Dataset items:
-*-*-

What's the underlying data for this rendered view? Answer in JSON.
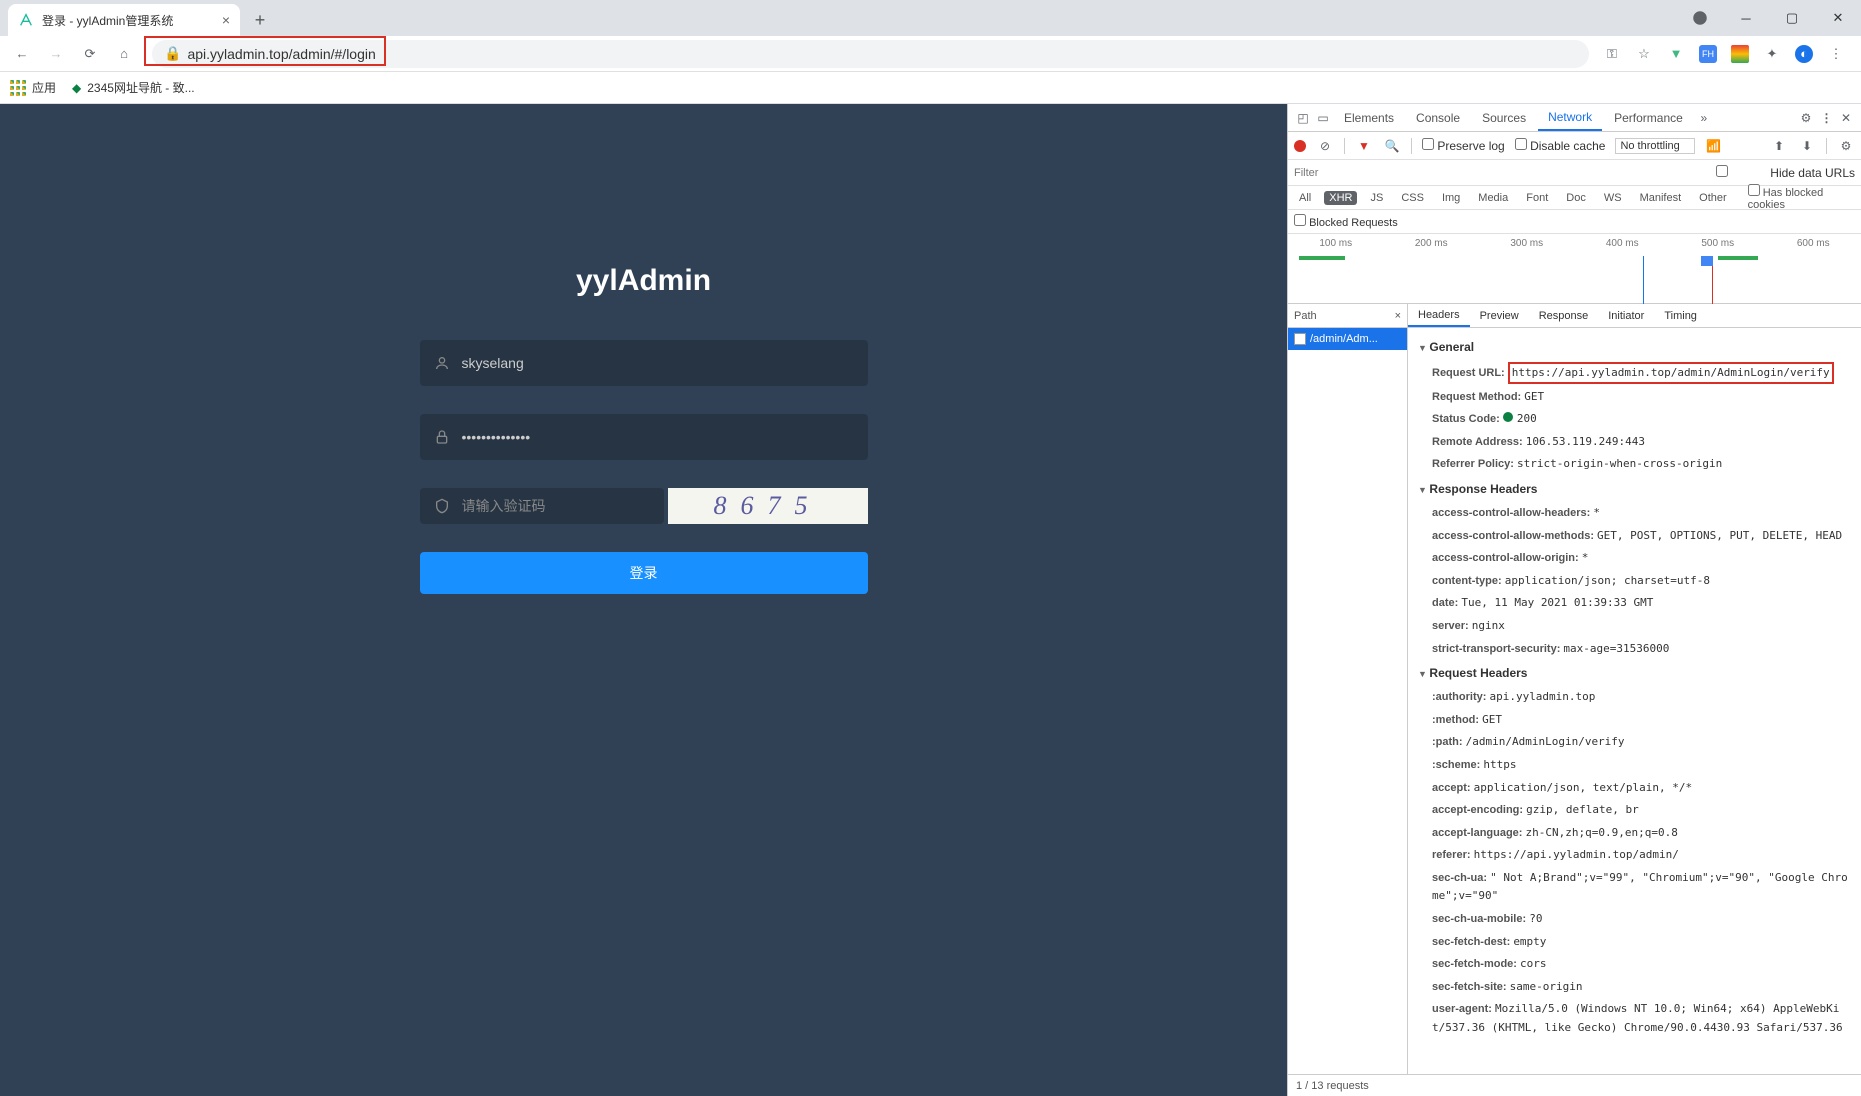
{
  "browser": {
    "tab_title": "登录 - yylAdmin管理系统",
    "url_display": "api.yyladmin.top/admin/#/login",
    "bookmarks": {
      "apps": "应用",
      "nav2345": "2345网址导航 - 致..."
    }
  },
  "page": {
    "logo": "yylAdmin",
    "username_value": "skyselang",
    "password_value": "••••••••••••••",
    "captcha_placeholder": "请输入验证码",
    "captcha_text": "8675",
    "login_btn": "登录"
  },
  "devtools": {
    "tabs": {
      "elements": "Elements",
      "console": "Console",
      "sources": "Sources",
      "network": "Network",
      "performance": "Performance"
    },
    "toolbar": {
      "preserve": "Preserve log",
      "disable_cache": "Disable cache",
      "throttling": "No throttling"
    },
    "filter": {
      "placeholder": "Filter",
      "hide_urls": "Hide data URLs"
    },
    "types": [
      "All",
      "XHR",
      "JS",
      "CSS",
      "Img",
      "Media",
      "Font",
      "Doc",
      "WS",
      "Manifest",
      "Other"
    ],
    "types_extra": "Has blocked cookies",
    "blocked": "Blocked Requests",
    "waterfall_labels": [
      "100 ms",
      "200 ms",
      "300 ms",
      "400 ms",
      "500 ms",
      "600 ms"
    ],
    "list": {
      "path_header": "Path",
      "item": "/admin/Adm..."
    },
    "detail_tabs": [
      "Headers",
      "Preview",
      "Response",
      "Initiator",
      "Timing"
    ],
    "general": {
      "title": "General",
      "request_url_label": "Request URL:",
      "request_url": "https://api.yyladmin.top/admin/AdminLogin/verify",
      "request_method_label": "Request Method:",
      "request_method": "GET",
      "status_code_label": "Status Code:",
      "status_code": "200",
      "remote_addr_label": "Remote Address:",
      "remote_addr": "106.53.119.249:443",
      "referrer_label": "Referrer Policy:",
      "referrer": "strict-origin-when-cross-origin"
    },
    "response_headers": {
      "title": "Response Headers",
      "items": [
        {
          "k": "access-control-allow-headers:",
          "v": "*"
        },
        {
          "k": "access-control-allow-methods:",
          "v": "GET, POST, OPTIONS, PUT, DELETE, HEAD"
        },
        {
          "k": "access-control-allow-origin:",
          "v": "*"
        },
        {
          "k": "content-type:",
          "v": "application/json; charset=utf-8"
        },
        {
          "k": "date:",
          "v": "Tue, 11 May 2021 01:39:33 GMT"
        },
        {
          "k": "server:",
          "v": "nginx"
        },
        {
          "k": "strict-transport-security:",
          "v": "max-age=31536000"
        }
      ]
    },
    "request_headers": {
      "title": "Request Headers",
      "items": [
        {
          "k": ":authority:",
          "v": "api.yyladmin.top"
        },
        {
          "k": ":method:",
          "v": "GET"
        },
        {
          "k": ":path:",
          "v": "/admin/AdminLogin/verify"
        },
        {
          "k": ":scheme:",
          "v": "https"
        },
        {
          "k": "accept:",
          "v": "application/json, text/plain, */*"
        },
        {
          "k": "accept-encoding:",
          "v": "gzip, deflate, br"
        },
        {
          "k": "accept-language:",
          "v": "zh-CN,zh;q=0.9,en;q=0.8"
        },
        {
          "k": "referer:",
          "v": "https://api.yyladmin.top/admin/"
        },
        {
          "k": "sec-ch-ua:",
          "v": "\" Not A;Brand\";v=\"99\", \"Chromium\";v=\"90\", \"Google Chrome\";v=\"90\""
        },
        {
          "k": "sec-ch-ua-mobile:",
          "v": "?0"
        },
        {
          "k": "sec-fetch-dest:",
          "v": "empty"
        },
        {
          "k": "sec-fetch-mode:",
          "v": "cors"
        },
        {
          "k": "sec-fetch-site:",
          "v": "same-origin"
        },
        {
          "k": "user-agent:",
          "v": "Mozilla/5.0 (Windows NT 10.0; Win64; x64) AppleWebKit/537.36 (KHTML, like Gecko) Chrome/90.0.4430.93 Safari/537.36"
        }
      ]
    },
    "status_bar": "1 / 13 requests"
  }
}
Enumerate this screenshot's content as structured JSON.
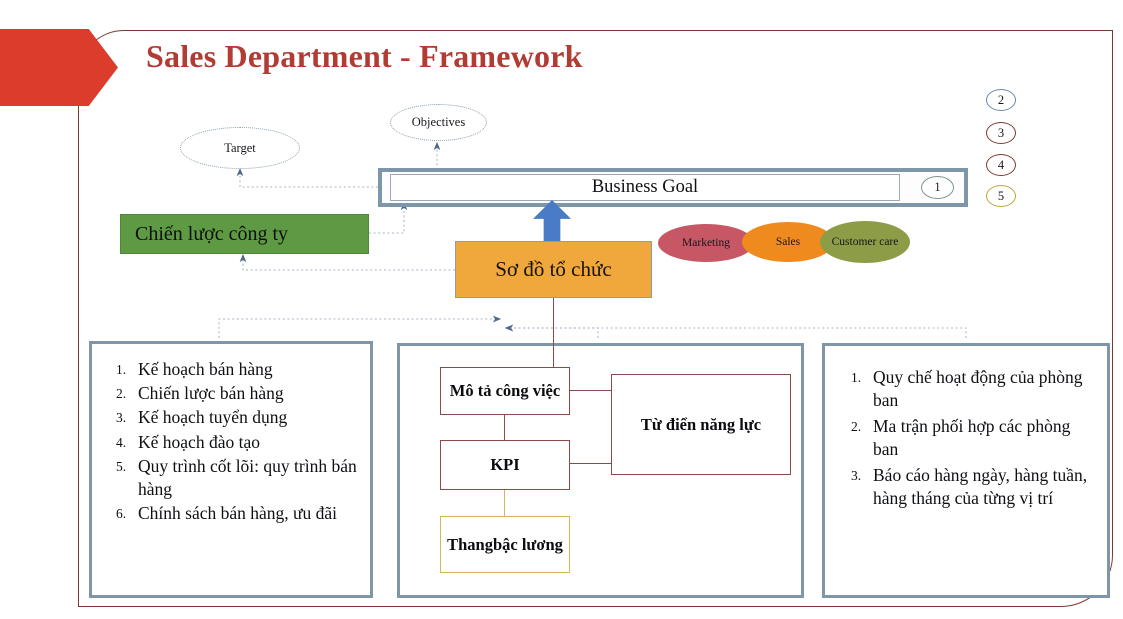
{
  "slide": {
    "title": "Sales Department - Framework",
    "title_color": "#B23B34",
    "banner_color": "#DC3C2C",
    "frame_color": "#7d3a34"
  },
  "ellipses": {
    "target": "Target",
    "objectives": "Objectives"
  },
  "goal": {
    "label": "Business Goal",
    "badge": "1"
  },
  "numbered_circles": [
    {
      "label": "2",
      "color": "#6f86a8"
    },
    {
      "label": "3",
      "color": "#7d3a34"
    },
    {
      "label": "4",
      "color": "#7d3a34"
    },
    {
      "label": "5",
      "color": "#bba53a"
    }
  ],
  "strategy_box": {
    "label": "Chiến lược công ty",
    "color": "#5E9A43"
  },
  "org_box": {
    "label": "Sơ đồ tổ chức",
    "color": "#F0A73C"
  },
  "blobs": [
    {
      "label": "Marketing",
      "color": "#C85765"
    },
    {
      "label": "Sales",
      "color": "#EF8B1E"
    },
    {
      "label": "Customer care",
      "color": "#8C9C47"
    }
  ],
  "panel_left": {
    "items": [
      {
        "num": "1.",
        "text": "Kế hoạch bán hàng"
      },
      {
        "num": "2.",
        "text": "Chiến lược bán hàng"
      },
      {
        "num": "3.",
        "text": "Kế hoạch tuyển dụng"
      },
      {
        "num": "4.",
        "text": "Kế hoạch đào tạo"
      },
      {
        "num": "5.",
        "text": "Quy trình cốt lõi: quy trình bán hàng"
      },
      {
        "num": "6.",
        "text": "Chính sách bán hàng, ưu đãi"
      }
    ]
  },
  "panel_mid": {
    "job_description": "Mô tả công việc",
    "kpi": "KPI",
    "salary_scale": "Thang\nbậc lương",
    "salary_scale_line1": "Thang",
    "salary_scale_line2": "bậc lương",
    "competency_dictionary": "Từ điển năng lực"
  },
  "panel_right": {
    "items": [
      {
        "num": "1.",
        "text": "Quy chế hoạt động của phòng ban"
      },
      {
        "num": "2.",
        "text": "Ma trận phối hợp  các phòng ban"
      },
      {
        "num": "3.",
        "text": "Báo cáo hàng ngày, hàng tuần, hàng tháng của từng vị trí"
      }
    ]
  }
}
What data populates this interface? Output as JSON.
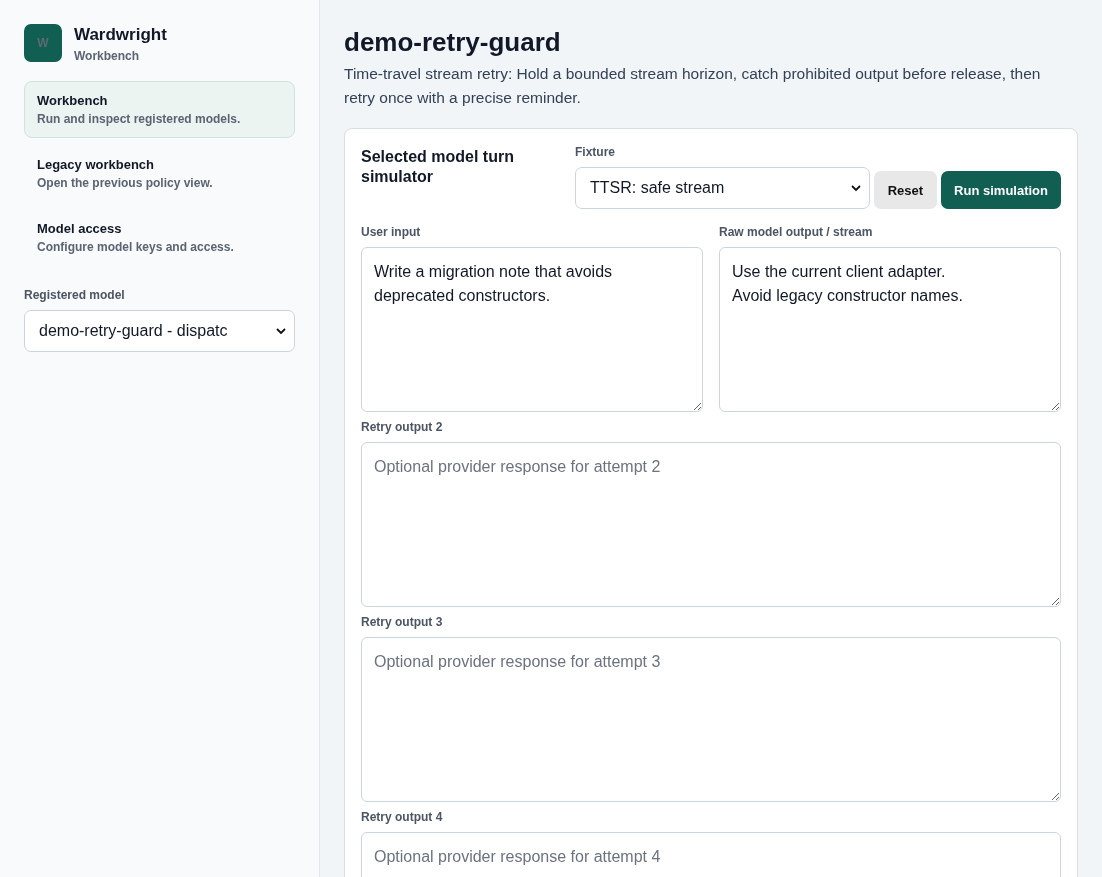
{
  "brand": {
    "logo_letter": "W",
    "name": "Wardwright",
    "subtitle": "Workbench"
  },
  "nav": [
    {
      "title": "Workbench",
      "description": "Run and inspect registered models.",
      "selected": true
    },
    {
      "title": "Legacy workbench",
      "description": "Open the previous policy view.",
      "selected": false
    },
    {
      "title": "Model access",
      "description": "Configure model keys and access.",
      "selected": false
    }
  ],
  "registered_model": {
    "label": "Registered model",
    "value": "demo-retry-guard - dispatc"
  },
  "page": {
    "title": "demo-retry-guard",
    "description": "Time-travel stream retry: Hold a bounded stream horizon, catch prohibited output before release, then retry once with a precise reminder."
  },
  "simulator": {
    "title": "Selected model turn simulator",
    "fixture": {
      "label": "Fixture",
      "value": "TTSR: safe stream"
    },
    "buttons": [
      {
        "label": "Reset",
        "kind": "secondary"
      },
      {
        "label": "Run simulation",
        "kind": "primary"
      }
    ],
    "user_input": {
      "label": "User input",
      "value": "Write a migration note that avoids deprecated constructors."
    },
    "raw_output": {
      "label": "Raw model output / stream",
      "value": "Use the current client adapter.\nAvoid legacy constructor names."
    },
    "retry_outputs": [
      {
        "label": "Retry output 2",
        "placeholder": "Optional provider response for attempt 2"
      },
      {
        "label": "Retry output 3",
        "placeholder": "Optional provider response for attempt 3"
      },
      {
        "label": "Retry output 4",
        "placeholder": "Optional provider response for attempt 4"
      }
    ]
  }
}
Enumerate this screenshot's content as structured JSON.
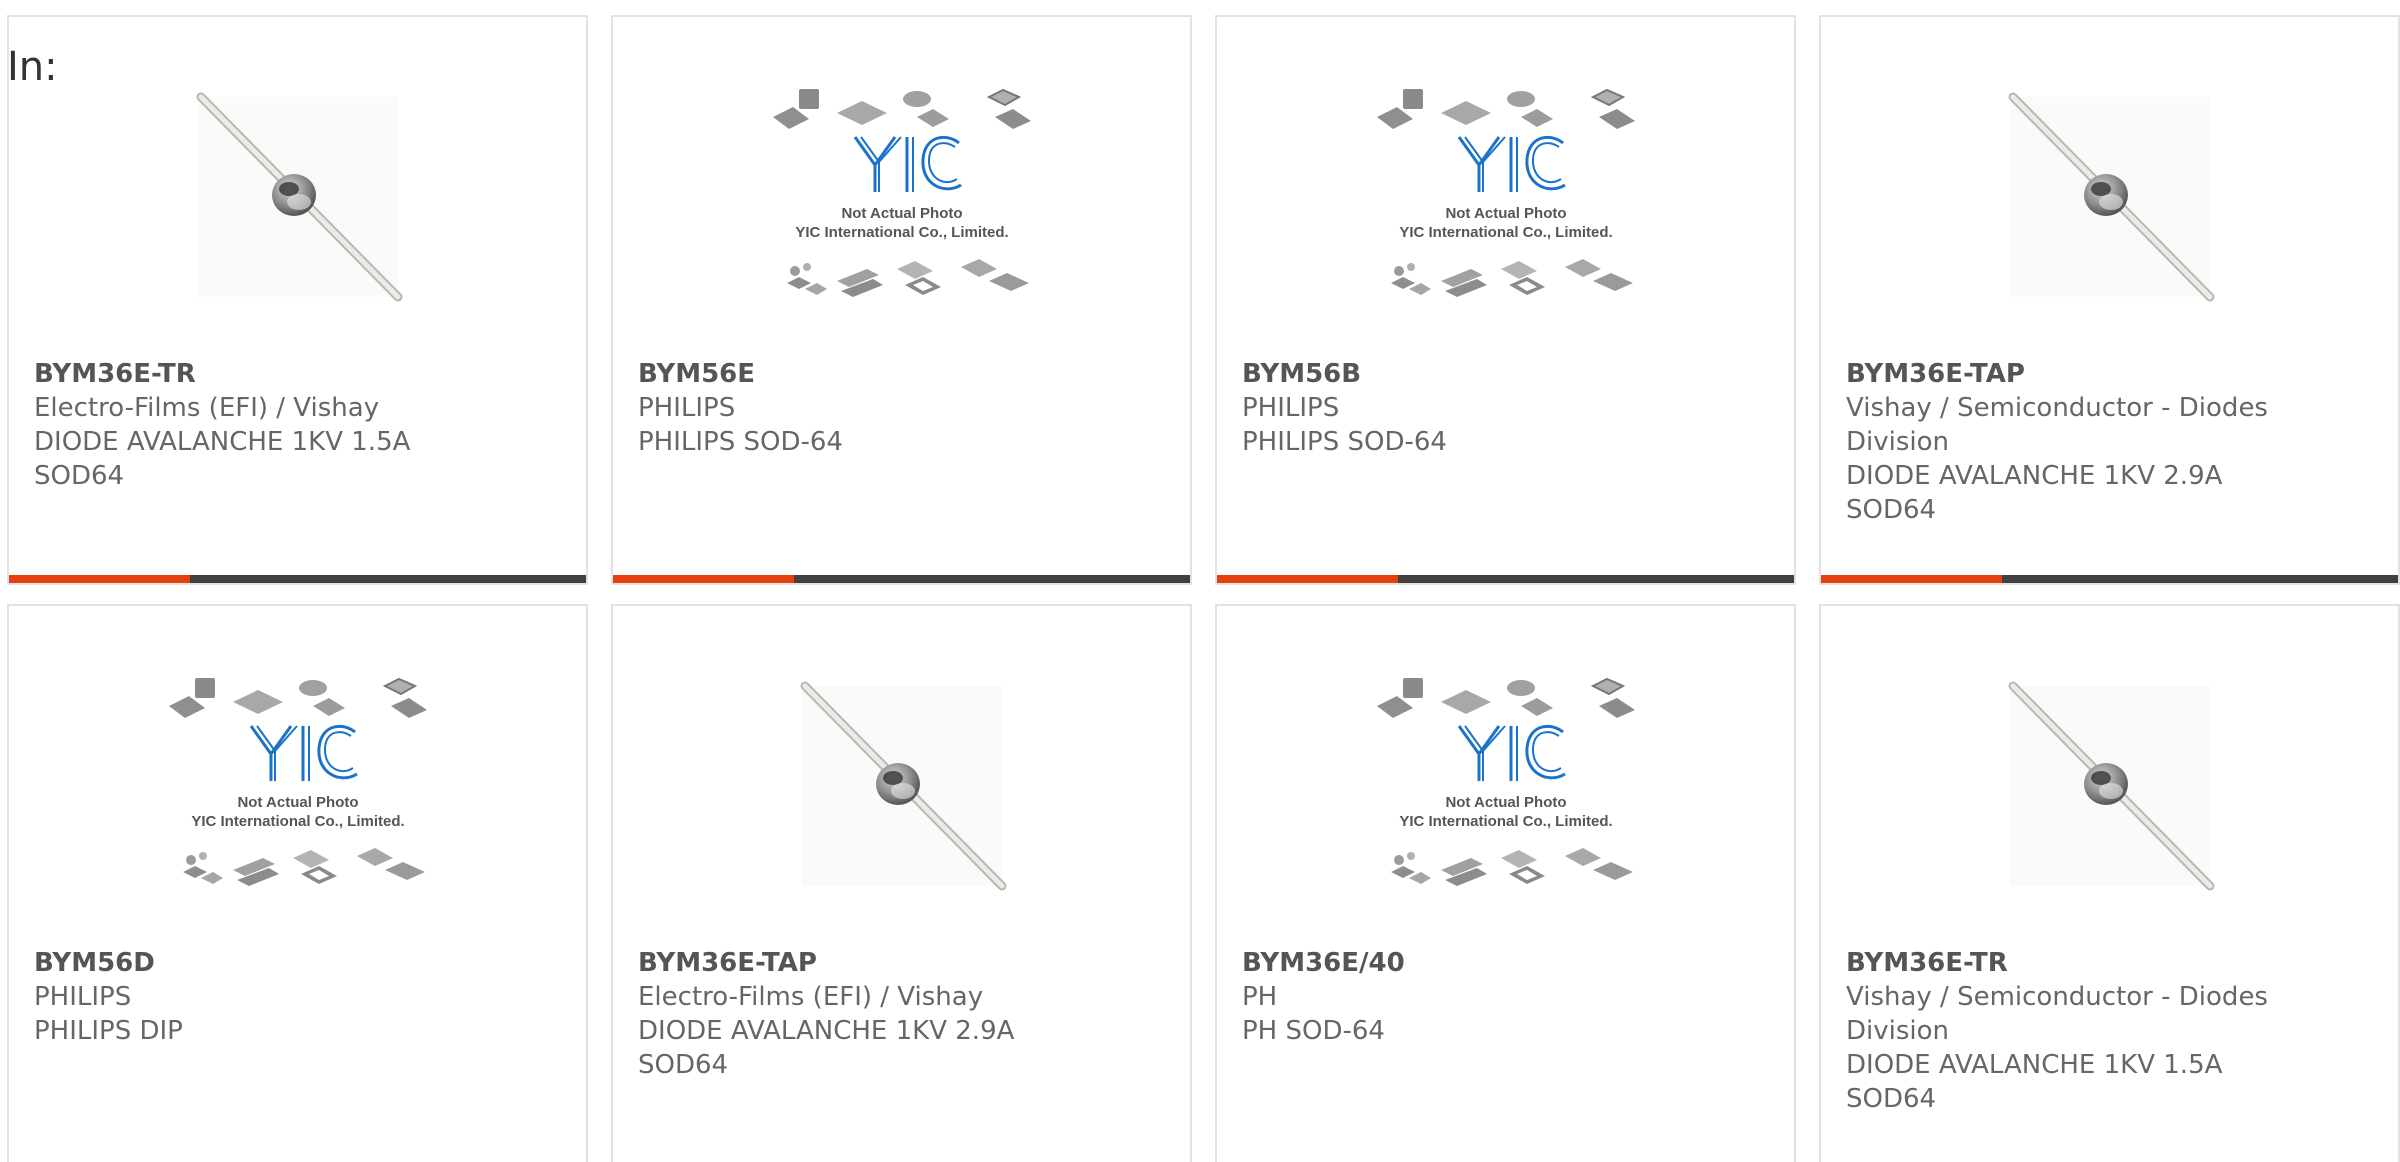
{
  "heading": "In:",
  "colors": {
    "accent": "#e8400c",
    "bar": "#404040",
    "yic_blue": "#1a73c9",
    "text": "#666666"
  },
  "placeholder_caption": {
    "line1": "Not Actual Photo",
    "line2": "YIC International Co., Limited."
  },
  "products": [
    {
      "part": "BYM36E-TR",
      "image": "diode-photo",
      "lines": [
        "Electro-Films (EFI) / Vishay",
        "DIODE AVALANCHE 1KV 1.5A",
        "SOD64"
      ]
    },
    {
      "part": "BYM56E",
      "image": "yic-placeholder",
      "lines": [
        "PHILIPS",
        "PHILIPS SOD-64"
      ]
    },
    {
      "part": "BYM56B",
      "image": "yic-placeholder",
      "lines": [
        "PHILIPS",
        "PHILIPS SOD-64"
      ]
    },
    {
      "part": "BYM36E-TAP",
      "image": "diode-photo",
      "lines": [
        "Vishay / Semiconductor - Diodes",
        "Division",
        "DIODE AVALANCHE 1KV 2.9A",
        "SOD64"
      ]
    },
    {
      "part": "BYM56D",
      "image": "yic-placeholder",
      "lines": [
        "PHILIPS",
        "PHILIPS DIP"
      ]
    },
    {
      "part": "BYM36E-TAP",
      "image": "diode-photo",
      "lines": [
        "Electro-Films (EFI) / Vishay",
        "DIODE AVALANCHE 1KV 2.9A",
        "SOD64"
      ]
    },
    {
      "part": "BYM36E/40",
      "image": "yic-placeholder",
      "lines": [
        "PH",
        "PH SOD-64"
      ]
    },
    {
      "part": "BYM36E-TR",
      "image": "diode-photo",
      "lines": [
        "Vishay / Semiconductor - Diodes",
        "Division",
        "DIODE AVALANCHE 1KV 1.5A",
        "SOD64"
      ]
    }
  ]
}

-*-*-

• Work to be completed
Read the entries above, then pull out the lines that include "guard".

• Solution
    "value": "demo-retry-guard - dispatc"
    "title": "demo-retry-guard",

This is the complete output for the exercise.